Page excerpt —
Very interesting article. I wonder why, though, he kept Stoppard as his last name since his step-father was son against it. Wonder if it was a bit of revenge - "Now your name is associated with a Jew. And you can do nothing about it."
He was legally adopted by his stepfather. Most adoptees keep their adoptive name, and he was known as Tom Stoppard from his arrival in the UK. Straussner would have been perceived as German, and Germans were not popular in Allied countries after the war.
Tom kept the name as it was his name now ..he was known as Stoppard .
I don’t think it was revenge at all.
I don’t think he felt so strongly about it ( revenge )
THANK YOU DR. MILLER.
From what I’ve read, Stoppard’s adoptive father was xenophobic. He thought that Britain and the Empire were the best. He didn’t want to know about his wife’s family not because they were Jewish, but because they were from Eastern Europe, then under Communism. He felt that he had bestowed a tremendous gift— Britishness— on his adopted sons. I’m not sure antisemitic is the right categorization, since he married a Jewish widow and adopted her children. And Tom had a very good British lifestyle that would not have been likely had he been perceived as a foreign playwright.
I’m glad that he eventually reckoned with his complete heritage towards the end of his life. He was the greatest playwright of his time.
I wonder if the play Leopstadt had been produced and presented after Oct. 7 if it would have won a Tony award or even been nominated
Unfortunately, probably not.

Exercise requirements —
1 - According to the comment thread, how would the name Straussner have been perceived after the war?
2 - Restate as a brief bulleted list the paragraph of the comment thread that begins "From what I’ve read," keeping its main points.
The listing that follows has no connection to the comment thread.

Given data —
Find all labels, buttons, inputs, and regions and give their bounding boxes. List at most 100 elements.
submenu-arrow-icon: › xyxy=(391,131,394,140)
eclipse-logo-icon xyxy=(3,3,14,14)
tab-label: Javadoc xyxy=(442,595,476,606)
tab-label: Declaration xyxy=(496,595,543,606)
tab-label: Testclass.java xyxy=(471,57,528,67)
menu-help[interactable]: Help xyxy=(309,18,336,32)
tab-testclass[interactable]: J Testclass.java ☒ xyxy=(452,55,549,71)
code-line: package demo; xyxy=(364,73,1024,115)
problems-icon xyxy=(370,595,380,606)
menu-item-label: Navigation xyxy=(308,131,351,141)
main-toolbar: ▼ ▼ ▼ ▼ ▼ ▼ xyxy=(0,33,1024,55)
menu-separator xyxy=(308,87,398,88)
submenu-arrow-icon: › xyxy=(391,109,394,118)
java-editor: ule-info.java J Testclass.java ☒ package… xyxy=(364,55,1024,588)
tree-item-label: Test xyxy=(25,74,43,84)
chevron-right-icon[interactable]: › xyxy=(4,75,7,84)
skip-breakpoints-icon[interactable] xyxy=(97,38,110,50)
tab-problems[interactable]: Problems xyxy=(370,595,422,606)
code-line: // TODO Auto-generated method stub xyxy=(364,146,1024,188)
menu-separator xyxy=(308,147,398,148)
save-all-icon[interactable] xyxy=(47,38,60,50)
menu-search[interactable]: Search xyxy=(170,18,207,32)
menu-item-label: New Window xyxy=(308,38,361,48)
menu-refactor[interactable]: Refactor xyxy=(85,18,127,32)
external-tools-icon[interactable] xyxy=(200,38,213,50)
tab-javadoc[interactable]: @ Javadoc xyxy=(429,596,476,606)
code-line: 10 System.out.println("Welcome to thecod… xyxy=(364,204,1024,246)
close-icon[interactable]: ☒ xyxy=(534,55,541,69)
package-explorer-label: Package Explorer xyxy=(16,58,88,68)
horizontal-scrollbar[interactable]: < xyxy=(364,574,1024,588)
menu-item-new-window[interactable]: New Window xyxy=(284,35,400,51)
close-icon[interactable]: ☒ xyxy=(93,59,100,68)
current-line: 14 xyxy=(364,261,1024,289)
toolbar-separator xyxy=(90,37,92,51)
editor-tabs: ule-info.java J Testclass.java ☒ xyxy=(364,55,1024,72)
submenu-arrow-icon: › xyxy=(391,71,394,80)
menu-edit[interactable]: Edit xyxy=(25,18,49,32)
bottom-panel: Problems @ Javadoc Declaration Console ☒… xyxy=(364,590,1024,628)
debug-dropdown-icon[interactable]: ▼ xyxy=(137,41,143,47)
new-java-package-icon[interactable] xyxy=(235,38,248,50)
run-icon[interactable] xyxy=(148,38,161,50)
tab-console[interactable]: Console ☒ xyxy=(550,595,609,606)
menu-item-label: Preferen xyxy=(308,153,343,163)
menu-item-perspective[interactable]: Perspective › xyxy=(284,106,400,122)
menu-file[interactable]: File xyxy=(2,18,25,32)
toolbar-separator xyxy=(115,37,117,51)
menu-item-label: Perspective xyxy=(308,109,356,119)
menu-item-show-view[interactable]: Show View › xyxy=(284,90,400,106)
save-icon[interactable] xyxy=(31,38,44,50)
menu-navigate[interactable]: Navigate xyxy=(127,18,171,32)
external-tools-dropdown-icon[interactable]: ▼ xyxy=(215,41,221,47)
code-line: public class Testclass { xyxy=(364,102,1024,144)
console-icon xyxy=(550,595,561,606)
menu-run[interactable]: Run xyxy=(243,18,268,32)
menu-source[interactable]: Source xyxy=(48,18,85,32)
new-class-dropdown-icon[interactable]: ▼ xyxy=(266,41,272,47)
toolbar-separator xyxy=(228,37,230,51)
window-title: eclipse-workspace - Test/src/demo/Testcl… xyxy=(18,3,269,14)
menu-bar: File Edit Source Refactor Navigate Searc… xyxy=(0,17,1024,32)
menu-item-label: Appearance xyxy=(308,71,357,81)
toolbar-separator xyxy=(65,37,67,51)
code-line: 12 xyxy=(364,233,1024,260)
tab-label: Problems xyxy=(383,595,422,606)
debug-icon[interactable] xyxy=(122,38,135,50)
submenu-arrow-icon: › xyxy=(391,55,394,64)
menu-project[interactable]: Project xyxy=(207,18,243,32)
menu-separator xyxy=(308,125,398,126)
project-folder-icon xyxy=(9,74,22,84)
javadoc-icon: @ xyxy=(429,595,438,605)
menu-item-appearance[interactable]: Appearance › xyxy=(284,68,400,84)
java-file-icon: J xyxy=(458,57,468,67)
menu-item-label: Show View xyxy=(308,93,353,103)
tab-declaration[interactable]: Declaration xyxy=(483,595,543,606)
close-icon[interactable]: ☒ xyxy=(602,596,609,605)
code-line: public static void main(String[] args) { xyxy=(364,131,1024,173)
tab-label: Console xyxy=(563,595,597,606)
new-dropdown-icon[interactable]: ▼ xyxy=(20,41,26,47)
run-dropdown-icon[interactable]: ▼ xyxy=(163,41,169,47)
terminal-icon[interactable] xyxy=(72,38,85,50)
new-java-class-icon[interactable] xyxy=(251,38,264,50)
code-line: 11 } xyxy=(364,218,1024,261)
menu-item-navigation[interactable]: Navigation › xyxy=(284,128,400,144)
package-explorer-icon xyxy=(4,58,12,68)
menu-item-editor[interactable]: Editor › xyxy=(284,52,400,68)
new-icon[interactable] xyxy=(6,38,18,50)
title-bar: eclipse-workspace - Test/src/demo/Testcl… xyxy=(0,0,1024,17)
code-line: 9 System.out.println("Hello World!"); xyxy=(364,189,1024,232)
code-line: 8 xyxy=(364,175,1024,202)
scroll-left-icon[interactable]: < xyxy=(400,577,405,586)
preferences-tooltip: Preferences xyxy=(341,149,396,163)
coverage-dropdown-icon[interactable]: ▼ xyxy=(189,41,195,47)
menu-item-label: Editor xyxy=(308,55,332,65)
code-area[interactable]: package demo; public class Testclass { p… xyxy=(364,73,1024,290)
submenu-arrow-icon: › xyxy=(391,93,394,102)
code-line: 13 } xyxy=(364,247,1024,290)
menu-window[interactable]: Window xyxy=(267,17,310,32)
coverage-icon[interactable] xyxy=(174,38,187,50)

Answers per task —
1 - It would have been perceived as German, and Germans were not popular in Allied countries after the war.

2 -
- Stoppard's adoptive father was xenophobic and considered Britain and the Empire the best.
- He did not want to know about his wife's family because they were from Eastern Europe, then under Communism, not because they were Jewish.
- He felt he had given his adopted sons a tremendous gift: Britishness.
- The commenter doubts that "antisemitic" is the right categorization, since he married a Jewish widow and adopted her children.
- Tom had a very good British lifestyle that would have been unlikely had he been perceived as a foreign playwright.